What you need to do — Using the entries that follow, collect the lines where the word "томографическая" appears.

Dataset records —
# # #
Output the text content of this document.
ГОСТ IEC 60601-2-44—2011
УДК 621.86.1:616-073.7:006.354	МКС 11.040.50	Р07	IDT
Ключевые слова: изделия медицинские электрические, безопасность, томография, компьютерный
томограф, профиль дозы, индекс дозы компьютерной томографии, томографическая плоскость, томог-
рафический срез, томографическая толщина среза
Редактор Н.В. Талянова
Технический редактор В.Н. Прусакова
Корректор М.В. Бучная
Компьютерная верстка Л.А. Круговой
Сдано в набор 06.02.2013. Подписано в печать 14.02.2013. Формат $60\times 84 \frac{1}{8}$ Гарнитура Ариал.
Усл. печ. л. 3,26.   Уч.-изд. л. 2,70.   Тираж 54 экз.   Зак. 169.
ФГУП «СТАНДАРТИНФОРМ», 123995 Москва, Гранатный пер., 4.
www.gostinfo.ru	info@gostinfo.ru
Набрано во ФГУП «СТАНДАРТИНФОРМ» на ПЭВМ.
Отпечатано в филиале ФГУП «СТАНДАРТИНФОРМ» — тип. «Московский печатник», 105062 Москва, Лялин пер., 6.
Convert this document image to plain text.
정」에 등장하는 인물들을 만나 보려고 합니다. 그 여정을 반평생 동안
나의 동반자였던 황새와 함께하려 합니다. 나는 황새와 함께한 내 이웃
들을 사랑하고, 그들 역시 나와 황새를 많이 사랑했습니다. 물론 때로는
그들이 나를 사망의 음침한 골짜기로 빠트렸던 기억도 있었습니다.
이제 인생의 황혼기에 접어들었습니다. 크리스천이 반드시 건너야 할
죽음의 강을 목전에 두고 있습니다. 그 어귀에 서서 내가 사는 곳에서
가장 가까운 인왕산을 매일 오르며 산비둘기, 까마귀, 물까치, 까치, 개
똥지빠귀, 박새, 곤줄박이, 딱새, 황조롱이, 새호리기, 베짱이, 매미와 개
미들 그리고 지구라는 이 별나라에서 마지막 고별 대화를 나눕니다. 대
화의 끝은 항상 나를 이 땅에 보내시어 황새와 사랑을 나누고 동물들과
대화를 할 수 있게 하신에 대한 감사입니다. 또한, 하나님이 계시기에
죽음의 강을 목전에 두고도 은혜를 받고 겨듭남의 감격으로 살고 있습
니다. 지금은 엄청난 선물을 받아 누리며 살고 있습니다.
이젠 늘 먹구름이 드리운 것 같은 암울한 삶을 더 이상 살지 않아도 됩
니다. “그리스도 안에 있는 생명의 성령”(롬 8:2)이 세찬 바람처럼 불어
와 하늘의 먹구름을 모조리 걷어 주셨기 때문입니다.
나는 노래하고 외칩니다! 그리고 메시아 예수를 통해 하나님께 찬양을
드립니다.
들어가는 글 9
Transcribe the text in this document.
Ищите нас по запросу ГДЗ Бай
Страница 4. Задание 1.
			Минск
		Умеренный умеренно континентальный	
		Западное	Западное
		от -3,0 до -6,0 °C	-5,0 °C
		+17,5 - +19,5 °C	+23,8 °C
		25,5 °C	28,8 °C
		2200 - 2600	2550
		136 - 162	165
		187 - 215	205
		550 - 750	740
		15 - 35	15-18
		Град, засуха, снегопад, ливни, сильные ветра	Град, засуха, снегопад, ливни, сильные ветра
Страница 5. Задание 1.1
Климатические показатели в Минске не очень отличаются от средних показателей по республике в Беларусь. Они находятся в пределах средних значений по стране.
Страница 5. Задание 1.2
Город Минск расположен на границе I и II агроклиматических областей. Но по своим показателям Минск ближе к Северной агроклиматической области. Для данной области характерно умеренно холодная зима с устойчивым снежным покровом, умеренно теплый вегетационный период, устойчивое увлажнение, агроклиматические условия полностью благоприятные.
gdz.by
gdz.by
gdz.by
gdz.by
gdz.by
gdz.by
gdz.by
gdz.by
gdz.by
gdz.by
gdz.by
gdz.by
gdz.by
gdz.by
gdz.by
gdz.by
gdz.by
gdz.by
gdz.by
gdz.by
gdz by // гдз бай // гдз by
# # #
Completed exercise —
томограф, профиль дозы, индекс дозы компьютерной томографии, томографическая плоскость, томог-
рафический срез, томографическая толщина среза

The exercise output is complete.